● **Problem description**
Tally up the lines that include "JSON" and state that number by itself.

Part of a data file:
___

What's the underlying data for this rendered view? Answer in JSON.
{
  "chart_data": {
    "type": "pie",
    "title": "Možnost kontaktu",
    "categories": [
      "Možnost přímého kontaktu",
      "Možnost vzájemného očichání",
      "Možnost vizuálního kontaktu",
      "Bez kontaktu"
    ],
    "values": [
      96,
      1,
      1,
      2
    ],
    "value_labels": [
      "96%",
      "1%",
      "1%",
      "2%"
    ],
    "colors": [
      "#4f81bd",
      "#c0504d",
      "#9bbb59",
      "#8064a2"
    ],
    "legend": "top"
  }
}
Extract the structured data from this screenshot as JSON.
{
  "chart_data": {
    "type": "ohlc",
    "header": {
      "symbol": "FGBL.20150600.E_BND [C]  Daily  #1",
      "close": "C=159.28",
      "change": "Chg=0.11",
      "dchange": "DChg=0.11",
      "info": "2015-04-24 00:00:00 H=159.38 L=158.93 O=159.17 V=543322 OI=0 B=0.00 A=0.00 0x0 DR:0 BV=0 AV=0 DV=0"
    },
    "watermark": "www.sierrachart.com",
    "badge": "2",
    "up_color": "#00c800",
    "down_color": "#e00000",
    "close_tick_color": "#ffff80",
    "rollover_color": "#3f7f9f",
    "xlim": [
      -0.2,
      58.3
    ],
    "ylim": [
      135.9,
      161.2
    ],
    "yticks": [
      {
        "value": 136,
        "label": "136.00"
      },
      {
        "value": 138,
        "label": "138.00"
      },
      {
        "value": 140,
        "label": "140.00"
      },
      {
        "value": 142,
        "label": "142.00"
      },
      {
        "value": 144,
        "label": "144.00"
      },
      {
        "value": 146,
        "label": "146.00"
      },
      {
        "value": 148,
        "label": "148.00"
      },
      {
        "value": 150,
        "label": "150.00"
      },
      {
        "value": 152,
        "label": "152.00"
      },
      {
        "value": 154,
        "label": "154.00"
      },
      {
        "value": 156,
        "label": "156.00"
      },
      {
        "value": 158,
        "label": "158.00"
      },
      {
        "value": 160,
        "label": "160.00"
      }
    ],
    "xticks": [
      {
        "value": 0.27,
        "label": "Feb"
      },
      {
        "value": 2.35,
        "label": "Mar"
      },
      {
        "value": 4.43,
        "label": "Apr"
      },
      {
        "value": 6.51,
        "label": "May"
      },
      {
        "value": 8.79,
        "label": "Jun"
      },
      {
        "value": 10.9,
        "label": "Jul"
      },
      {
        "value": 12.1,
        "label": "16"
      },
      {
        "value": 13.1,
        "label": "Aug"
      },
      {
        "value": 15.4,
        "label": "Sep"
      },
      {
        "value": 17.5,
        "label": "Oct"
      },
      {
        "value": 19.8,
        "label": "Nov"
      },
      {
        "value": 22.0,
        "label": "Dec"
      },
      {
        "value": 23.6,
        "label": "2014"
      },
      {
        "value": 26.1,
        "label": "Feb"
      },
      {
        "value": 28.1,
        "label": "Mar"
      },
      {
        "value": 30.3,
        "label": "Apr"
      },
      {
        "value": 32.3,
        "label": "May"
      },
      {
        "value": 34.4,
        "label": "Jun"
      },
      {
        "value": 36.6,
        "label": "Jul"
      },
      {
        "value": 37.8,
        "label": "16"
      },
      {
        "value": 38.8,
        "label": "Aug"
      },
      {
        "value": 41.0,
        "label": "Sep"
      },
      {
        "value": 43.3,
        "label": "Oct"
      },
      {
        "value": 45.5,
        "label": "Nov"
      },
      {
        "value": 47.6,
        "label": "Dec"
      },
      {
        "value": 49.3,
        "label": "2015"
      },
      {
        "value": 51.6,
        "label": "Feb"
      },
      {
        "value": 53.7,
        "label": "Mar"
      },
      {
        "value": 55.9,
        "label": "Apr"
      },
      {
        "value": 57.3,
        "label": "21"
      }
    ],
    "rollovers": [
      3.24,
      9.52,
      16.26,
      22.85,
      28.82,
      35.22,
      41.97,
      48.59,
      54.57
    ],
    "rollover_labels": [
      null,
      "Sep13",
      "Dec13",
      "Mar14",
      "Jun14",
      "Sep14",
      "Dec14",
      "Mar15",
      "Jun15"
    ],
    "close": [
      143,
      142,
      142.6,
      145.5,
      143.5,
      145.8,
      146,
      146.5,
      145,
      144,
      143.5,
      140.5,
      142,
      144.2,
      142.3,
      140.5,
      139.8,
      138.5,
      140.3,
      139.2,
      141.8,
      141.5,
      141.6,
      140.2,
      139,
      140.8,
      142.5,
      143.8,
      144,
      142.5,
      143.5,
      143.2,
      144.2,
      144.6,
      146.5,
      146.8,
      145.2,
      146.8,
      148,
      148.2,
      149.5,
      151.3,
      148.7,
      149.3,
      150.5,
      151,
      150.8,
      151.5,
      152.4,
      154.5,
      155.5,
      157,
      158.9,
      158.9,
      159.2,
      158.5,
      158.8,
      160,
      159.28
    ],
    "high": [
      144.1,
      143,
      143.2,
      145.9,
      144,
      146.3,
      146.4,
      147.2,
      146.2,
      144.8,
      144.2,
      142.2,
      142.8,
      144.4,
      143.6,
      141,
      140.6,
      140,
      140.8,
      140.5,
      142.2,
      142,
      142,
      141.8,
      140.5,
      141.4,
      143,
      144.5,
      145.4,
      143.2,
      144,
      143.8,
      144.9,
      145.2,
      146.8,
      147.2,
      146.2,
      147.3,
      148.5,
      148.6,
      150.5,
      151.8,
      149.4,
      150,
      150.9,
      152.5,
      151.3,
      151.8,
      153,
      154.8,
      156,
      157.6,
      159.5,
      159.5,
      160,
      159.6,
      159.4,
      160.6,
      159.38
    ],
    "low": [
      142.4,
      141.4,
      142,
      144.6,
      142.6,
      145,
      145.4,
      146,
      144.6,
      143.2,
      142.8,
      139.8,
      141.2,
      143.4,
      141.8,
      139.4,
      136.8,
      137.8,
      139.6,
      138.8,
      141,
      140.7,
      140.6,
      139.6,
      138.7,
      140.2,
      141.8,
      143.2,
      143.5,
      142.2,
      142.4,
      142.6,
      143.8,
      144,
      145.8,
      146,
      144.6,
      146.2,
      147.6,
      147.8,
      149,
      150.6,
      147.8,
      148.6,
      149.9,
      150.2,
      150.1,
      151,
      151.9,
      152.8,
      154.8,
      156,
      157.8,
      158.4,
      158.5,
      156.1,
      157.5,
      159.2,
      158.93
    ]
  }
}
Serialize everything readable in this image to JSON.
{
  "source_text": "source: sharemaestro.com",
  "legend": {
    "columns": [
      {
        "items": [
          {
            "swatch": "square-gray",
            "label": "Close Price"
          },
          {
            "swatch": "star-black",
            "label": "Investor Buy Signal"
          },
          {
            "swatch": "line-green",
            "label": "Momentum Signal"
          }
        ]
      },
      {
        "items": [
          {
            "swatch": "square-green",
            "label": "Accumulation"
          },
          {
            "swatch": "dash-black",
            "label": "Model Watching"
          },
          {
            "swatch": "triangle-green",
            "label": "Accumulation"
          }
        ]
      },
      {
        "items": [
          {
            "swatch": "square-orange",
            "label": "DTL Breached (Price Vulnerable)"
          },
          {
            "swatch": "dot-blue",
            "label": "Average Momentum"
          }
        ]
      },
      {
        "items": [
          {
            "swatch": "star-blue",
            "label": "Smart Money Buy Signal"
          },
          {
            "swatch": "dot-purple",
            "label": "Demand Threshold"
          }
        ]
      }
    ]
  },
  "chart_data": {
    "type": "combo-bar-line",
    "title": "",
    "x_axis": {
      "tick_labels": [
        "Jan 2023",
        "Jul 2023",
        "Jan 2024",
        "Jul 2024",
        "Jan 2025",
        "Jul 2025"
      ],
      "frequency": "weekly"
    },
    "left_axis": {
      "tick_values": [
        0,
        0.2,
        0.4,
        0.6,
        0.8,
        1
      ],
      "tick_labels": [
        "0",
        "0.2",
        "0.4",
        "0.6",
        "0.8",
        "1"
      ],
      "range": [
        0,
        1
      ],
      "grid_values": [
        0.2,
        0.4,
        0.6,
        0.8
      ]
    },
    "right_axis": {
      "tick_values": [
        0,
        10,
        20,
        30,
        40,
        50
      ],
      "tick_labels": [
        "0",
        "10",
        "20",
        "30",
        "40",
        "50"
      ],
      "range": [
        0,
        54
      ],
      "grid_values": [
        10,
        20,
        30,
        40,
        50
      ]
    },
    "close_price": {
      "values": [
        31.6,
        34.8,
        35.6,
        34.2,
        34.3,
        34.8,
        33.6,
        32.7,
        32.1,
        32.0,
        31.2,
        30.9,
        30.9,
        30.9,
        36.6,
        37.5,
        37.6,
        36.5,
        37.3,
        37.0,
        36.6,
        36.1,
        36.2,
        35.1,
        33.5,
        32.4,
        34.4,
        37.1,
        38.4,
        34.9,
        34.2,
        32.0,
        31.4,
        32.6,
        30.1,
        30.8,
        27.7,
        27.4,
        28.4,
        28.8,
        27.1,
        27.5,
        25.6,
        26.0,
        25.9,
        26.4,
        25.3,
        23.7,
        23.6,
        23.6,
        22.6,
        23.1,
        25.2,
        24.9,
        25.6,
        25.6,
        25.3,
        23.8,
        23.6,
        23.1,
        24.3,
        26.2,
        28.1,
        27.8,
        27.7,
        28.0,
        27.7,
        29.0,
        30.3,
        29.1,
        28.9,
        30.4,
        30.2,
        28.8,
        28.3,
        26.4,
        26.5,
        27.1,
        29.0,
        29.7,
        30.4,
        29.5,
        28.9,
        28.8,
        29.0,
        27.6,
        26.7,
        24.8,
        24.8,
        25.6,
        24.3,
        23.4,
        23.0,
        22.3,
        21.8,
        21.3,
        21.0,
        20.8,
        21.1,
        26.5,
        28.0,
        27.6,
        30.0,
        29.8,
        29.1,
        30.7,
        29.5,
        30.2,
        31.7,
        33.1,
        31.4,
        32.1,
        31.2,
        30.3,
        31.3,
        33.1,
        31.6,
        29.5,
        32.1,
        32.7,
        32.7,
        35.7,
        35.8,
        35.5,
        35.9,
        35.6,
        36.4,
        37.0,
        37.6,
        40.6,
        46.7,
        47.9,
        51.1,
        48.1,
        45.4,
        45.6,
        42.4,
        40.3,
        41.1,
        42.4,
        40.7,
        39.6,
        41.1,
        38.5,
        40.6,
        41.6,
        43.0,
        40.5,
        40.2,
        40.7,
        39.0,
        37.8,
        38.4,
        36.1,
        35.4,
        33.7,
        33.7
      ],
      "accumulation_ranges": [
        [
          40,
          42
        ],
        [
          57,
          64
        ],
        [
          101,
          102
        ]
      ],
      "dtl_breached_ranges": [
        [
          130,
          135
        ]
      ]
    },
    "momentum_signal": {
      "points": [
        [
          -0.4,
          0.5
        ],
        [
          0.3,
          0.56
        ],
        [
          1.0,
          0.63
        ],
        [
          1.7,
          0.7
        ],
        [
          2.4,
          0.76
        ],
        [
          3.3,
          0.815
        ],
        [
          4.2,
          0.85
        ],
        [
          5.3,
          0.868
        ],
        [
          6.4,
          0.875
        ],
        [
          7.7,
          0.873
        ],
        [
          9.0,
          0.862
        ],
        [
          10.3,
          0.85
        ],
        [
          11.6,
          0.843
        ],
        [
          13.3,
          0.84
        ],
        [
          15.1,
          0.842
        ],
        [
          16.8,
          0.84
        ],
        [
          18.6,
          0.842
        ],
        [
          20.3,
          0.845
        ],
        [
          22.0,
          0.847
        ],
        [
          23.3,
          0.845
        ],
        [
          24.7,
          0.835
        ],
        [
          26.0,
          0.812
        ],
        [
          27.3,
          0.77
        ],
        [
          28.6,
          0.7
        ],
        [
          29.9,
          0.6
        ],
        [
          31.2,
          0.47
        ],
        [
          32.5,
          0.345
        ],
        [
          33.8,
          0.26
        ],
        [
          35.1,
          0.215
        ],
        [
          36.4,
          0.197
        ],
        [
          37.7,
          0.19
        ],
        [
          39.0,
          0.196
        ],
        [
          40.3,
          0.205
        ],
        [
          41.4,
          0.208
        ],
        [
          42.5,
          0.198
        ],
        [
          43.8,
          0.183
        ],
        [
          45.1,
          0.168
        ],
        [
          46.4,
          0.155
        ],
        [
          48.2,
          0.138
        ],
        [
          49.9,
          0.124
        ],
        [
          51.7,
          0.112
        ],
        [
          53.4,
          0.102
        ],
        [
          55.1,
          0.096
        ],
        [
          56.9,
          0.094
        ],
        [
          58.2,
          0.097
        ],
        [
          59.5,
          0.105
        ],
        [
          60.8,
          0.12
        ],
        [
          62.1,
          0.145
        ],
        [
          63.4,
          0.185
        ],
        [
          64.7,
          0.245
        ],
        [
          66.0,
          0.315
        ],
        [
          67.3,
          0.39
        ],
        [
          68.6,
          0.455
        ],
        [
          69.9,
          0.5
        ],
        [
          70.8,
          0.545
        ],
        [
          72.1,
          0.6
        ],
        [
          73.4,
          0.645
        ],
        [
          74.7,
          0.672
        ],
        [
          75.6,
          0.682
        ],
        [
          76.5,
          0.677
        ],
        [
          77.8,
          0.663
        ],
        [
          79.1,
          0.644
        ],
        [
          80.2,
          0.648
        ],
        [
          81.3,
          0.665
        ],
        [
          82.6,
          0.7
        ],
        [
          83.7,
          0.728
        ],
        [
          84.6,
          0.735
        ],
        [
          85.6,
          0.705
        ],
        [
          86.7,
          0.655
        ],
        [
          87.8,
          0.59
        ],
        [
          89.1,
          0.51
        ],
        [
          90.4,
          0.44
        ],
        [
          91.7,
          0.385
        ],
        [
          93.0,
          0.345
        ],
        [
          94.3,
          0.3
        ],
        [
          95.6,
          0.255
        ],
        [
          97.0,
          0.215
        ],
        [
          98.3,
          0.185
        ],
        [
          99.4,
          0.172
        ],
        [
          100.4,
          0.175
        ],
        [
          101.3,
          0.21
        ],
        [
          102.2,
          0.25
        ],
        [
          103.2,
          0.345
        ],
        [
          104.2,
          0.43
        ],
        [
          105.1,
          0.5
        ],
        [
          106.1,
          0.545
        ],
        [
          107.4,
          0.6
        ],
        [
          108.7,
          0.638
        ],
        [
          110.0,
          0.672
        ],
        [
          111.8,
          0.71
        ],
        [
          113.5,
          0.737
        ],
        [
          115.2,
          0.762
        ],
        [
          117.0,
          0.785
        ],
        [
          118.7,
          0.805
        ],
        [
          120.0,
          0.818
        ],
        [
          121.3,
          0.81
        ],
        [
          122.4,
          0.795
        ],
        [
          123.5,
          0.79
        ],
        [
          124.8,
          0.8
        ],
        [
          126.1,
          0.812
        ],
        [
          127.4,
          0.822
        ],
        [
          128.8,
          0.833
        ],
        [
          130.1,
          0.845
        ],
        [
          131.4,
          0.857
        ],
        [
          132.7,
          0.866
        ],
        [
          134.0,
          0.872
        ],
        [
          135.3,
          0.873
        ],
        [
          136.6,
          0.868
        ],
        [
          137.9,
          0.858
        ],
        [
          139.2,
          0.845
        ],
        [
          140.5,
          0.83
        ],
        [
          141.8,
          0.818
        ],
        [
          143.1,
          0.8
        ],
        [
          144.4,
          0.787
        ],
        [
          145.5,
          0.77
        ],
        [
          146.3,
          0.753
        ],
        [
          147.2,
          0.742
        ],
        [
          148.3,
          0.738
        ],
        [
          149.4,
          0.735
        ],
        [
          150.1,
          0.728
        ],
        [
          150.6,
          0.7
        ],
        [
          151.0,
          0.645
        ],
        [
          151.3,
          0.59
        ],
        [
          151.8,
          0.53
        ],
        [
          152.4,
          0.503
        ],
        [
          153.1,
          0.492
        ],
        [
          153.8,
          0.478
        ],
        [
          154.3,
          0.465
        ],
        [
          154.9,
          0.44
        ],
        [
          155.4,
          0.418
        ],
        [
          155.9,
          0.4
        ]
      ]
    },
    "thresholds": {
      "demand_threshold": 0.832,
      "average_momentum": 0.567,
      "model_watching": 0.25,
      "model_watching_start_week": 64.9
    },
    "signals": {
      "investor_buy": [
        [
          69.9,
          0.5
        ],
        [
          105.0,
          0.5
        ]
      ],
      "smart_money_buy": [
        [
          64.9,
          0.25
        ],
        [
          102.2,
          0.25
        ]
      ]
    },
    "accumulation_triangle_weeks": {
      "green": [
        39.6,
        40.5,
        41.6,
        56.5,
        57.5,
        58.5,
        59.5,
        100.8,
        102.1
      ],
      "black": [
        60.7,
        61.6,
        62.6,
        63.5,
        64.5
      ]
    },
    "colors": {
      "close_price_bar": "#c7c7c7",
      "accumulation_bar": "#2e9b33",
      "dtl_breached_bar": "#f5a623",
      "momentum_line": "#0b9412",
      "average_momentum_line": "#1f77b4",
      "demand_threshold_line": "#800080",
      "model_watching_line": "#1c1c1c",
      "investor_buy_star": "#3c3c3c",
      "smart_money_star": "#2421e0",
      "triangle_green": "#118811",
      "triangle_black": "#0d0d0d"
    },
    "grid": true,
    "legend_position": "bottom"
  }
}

___

● **The completed task**
3